### Record excerpts:
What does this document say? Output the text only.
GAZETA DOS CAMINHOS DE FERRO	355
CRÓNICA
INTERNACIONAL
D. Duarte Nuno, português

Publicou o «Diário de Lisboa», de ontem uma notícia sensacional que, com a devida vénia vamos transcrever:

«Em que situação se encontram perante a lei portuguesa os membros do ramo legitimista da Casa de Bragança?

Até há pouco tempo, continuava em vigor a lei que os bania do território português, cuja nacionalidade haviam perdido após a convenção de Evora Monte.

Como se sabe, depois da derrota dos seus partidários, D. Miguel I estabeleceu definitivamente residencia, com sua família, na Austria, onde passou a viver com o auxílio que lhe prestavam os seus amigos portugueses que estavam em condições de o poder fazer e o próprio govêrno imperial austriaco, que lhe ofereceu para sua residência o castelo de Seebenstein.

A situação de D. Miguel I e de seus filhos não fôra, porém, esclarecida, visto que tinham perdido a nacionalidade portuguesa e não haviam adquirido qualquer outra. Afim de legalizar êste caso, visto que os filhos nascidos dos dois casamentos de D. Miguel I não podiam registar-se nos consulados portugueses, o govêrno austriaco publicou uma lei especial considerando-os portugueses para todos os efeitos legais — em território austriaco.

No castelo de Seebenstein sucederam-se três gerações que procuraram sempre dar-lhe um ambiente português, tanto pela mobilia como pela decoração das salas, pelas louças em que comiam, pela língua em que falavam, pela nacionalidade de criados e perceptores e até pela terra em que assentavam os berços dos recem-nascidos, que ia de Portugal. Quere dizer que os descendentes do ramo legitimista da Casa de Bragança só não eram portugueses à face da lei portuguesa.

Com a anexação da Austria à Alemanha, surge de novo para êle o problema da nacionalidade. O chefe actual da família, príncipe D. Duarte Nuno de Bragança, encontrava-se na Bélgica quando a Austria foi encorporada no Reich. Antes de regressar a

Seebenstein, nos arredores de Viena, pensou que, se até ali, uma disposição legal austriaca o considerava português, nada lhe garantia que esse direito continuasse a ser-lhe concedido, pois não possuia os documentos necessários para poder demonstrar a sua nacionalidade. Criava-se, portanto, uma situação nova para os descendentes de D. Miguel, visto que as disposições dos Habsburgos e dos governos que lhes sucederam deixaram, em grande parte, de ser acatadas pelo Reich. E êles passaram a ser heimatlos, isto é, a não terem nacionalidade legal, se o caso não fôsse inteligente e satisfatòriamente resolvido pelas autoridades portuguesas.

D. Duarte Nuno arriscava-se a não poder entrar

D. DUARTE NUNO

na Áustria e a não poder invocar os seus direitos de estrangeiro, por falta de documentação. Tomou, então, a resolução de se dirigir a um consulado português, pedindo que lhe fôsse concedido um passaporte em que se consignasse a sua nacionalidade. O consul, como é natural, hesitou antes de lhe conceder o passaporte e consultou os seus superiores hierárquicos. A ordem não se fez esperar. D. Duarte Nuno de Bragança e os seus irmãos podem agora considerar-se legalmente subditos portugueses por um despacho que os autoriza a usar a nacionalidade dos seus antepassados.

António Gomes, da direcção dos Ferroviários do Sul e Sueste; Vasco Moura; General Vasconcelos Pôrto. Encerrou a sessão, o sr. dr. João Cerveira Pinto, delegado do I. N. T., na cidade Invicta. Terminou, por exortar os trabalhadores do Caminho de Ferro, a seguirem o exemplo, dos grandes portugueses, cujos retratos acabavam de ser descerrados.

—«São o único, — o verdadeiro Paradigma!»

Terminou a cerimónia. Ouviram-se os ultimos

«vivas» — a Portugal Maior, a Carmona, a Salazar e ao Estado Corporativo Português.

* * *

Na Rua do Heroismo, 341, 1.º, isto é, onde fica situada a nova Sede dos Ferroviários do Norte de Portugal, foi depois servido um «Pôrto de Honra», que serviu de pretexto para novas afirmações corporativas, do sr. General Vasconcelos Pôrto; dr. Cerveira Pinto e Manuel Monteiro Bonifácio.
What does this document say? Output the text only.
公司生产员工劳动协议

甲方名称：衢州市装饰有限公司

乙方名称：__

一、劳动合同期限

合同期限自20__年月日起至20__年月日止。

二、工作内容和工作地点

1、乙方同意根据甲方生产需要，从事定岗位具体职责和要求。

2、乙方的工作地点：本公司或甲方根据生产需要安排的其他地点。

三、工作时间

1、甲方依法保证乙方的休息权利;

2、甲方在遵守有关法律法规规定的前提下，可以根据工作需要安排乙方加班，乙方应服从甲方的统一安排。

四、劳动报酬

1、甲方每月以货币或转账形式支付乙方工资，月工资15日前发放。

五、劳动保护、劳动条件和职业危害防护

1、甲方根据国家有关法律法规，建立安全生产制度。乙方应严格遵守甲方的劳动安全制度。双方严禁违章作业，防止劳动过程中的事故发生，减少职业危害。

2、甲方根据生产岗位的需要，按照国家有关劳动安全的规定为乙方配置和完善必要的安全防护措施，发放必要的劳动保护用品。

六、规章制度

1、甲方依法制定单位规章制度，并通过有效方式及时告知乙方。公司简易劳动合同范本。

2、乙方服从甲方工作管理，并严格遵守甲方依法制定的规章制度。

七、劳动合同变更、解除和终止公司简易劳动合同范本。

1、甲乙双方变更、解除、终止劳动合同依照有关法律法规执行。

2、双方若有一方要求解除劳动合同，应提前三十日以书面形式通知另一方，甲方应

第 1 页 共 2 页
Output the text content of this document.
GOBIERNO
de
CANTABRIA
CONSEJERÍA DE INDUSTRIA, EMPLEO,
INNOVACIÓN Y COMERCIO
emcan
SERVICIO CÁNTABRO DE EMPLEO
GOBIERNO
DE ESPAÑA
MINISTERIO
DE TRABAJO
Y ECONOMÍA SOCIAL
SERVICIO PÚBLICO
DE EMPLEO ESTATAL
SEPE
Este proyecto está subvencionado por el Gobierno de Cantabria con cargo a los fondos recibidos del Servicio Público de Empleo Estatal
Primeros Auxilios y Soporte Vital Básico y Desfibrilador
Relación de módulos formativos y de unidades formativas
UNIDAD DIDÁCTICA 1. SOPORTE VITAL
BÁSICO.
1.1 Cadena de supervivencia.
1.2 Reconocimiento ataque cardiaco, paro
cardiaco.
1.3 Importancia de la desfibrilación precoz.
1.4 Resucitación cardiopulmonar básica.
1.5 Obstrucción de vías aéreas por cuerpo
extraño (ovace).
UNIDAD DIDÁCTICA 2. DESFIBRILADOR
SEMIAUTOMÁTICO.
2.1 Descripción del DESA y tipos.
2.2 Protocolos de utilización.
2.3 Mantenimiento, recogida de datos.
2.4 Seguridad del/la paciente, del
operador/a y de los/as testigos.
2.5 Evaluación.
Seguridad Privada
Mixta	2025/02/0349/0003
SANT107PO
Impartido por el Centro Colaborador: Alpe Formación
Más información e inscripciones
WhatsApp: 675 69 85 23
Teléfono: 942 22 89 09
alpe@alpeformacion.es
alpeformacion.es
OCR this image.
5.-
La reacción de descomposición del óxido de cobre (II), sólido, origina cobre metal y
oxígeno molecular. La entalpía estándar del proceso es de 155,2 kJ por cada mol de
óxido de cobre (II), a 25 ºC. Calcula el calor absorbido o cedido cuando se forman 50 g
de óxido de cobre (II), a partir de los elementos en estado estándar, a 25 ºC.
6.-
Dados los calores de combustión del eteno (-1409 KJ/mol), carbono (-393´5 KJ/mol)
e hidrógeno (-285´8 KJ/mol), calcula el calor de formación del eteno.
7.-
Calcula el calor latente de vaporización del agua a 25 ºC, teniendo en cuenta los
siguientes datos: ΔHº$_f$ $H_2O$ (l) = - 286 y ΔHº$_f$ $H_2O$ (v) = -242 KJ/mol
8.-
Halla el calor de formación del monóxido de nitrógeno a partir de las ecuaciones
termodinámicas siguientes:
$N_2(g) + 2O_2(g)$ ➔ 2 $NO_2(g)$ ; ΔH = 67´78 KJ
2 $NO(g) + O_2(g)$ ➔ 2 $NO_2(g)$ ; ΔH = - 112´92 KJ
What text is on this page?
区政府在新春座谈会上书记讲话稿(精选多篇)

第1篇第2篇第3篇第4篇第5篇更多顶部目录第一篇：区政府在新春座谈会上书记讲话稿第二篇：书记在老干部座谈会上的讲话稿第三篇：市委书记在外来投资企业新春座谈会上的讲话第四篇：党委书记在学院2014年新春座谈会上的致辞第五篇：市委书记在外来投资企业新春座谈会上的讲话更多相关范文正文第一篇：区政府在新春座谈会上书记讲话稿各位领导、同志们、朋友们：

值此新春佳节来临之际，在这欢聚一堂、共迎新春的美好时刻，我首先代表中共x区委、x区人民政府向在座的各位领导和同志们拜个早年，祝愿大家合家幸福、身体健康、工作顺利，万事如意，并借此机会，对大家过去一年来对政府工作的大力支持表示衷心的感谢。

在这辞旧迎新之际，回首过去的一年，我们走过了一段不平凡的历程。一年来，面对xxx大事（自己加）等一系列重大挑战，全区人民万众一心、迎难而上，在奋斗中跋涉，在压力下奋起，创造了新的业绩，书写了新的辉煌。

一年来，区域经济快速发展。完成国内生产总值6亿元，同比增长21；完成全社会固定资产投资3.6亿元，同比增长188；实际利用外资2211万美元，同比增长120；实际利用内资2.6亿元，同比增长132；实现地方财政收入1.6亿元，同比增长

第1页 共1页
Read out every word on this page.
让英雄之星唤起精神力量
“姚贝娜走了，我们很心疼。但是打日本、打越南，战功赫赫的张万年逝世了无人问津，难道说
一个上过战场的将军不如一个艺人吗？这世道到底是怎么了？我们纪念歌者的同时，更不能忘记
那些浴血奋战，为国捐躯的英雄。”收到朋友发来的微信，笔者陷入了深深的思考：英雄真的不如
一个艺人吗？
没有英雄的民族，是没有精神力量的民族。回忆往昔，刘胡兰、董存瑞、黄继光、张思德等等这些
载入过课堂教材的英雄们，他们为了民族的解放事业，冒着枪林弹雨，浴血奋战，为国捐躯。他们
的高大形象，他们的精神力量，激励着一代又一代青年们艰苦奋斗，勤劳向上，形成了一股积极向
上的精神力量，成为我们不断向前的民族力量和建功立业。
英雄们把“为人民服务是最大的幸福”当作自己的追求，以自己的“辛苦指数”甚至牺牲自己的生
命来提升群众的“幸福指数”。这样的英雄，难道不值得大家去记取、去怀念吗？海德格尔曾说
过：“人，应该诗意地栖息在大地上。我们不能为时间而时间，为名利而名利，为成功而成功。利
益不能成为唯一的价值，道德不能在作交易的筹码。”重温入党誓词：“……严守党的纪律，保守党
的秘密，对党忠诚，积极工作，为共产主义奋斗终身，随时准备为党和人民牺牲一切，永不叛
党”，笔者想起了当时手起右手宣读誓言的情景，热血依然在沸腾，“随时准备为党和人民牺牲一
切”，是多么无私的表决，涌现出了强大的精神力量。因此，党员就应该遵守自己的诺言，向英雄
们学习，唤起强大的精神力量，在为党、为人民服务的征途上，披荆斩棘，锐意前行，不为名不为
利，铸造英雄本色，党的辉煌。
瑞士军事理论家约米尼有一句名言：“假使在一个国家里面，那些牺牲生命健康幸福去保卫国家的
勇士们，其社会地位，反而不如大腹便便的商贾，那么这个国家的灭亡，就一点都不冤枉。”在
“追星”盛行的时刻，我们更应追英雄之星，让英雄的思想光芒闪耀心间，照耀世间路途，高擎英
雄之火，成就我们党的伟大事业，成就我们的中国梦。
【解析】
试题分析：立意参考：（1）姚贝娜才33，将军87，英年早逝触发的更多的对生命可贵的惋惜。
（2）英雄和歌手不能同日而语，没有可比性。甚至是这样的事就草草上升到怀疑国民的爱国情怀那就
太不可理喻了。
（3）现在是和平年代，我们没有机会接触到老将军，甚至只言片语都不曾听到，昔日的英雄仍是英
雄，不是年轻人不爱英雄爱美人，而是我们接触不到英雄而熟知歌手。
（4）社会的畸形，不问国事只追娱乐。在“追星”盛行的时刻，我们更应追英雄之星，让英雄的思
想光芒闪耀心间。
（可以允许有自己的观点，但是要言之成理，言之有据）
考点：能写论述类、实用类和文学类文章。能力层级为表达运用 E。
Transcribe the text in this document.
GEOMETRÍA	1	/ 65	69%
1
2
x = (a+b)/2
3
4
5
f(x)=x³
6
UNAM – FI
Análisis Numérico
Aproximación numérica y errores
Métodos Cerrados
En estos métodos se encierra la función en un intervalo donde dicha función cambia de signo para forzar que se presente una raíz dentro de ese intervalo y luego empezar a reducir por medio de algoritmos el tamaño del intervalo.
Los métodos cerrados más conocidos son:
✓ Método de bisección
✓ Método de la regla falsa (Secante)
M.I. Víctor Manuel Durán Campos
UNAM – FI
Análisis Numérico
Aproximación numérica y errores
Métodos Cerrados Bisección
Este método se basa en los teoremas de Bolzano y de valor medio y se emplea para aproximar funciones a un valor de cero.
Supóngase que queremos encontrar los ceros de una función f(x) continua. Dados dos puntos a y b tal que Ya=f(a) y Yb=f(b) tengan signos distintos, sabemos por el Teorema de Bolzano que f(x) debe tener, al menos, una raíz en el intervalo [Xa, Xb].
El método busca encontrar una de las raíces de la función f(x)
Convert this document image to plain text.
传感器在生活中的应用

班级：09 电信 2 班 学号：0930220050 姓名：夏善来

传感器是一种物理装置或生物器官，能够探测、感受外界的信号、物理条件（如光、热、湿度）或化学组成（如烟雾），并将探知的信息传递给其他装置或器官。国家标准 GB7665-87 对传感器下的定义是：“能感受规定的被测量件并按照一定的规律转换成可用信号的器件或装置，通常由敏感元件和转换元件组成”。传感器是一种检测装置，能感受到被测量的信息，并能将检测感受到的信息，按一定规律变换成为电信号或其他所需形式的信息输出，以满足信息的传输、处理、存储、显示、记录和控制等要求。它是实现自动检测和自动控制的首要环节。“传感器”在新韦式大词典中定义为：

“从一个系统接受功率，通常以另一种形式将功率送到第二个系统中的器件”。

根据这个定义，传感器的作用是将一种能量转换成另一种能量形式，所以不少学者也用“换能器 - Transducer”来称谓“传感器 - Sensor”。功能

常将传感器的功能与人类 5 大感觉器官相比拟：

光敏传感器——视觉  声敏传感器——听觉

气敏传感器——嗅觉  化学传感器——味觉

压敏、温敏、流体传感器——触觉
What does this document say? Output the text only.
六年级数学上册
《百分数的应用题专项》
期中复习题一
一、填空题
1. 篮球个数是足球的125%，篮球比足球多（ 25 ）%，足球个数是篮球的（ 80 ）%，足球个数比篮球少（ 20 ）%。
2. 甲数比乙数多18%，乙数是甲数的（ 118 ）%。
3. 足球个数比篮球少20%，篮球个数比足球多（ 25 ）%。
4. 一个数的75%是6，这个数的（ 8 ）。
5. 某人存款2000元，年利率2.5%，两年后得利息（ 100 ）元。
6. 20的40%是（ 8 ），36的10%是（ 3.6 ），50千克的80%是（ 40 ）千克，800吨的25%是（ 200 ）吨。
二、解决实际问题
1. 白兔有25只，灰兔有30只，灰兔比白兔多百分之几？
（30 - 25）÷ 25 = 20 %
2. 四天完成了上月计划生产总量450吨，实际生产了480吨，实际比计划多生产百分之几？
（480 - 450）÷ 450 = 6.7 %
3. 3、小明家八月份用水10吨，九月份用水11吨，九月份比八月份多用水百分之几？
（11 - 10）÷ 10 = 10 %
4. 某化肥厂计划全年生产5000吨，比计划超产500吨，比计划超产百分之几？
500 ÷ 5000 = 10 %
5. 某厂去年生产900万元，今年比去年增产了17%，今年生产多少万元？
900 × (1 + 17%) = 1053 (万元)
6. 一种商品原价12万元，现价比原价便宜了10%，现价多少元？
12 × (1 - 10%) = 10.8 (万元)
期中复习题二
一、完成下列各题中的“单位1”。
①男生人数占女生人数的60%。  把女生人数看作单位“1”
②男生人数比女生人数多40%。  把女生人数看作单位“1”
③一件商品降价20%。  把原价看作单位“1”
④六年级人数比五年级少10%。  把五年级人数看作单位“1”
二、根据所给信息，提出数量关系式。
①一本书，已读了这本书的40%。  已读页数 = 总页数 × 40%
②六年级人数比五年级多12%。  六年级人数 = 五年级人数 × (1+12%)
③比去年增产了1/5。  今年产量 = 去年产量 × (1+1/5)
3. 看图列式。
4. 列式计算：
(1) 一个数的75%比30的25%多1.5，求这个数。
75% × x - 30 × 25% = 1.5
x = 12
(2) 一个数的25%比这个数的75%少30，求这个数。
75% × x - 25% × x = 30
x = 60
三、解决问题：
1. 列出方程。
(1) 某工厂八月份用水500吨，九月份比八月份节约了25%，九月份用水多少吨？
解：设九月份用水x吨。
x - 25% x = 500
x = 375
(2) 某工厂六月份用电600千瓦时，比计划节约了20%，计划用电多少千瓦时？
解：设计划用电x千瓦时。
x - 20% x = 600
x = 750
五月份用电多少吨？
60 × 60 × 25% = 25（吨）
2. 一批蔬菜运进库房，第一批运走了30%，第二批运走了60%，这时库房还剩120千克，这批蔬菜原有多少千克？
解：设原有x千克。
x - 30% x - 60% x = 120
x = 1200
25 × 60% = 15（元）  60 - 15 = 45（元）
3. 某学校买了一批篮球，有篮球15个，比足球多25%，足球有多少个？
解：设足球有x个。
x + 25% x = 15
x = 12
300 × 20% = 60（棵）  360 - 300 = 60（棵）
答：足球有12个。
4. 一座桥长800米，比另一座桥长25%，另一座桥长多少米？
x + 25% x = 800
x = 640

### What you are asked to do:
In the listing, find all lines with the string "Miguel" and copy them.

### Task result:
Como se sabe, depois da derrota dos seus partidários, D. Miguel I estabeleceu definitivamente residencia, com sua família, na Austria, onde passou a viver com o auxílio que lhe prestavam os seus amigos portugueses que estavam em condições de o poder fazer e o próprio govêrno imperial austriaco, que lhe ofereceu para sua residência o castelo de Seebenstein.
A situação de D. Miguel I e de seus filhos não fôra, porém, esclarecida, visto que tinham perdido a nacionalidade portuguesa e não haviam adquirido qualquer outra. Afim de legalizar êste caso, visto que os filhos nascidos dos dois casamentos de D. Miguel I não podiam registar-se nos consulados portugueses, o govêrno austriaco publicou uma lei especial considerando-os portugueses para todos os efeitos legais — em território austriaco.
Seebenstein, nos arredores de Viena, pensou que, se até ali, uma disposição legal austriaca o considerava português, nada lhe garantia que esse direito continuasse a ser-lhe concedido, pois não possuia os documentos necessários para poder demonstrar a sua nacionalidade. Criava-se, portanto, uma situação nova para os descendentes de D. Miguel, visto que as disposições dos Habsburgos e dos governos que lhes sucederam deixaram, em grande parte, de ser acatadas pelo Reich. E êles passaram a ser heimatlos, isto é, a não terem nacionalidade legal, se o caso não fôsse inteligente e satisfatòriamente resolvido pelas autoridades portuguesas.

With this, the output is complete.